**Work instructions:** Copy out each line of the material in which the word "Track" appears.

>> BEGIN Raw records

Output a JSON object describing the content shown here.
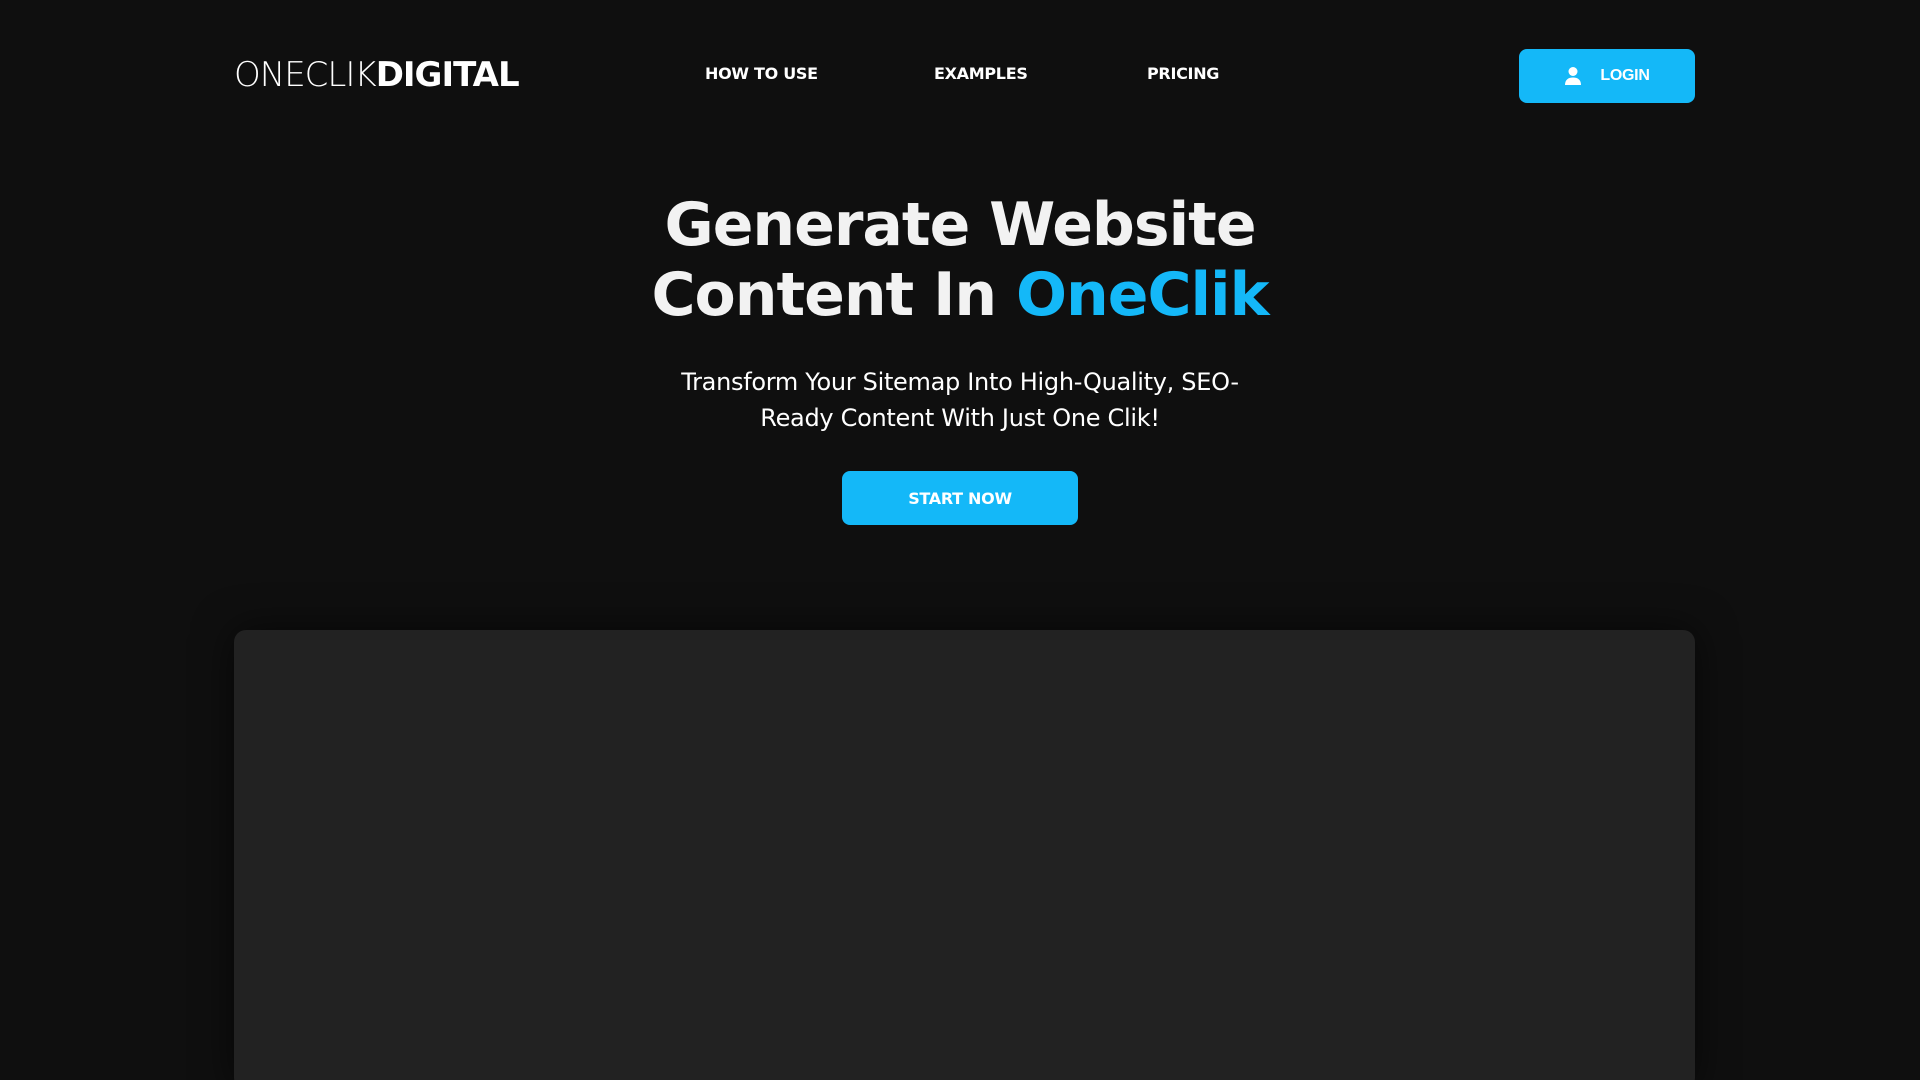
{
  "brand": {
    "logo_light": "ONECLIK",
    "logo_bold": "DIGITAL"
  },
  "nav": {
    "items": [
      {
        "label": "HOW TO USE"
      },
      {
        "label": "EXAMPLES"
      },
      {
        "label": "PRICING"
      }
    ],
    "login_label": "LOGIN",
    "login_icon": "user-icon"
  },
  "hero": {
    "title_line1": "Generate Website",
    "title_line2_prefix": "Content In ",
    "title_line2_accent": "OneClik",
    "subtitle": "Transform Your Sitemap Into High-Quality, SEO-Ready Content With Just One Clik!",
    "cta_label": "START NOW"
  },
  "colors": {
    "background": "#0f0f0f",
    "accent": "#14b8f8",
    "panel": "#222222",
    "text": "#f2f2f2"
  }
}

>> END Raw records
>> BEGIN Raw records

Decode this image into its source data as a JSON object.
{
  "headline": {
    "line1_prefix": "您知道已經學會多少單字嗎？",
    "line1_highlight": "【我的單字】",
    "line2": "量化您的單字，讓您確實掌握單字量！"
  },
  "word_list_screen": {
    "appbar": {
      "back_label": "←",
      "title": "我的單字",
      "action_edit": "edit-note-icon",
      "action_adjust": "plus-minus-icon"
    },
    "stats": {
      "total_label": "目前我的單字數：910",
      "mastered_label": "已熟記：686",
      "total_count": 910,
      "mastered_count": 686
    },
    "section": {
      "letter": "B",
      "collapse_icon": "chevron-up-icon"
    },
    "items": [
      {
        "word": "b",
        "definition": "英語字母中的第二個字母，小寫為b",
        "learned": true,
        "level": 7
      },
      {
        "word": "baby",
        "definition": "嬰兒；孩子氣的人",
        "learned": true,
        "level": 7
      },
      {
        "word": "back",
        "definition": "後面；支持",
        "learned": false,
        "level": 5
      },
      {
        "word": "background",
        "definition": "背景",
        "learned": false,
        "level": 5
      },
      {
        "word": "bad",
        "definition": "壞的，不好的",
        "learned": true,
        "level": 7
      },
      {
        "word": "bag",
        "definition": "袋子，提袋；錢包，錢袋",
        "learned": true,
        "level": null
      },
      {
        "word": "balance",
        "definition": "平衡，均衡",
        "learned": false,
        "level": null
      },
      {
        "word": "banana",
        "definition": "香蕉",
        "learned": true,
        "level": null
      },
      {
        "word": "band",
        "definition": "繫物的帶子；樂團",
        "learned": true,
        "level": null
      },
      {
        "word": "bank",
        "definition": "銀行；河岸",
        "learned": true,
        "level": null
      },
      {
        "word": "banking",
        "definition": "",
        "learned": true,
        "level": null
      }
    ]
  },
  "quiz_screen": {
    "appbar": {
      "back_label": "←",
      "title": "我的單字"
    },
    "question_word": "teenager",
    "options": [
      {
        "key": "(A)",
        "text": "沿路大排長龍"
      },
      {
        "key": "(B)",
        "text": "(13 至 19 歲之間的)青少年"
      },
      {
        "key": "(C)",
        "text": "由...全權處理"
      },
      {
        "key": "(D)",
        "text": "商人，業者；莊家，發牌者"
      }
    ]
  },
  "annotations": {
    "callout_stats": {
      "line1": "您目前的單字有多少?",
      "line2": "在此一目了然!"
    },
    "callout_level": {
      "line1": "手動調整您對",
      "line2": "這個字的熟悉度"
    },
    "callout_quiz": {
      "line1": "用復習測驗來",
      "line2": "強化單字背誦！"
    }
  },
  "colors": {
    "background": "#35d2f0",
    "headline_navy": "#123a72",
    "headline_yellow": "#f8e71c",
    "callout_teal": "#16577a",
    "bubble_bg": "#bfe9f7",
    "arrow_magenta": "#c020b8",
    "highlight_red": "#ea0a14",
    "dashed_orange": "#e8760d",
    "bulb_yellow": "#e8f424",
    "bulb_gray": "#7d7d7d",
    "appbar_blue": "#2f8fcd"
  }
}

>> END Raw records
>> BEGIN Raw records

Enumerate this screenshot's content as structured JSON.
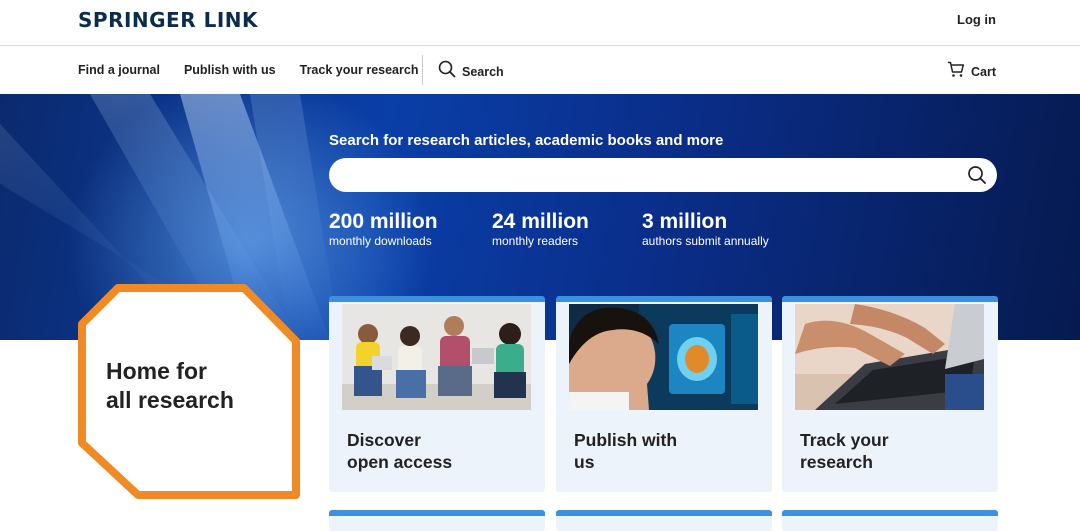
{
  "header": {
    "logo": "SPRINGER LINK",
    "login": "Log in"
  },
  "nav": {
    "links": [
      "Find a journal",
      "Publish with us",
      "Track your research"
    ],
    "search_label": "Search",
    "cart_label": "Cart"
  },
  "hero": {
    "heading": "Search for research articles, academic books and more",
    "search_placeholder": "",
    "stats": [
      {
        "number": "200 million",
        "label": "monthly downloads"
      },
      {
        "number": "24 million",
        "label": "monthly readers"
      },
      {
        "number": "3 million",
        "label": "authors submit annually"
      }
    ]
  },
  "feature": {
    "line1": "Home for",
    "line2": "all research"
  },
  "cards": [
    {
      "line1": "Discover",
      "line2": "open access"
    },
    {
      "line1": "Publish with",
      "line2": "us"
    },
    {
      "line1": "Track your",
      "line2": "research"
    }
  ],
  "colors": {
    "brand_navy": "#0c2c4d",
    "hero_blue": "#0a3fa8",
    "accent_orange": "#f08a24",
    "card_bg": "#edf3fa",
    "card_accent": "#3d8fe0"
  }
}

>> END Raw records

**Finished answer:**
      "Track your research"
      "line1": "Track your",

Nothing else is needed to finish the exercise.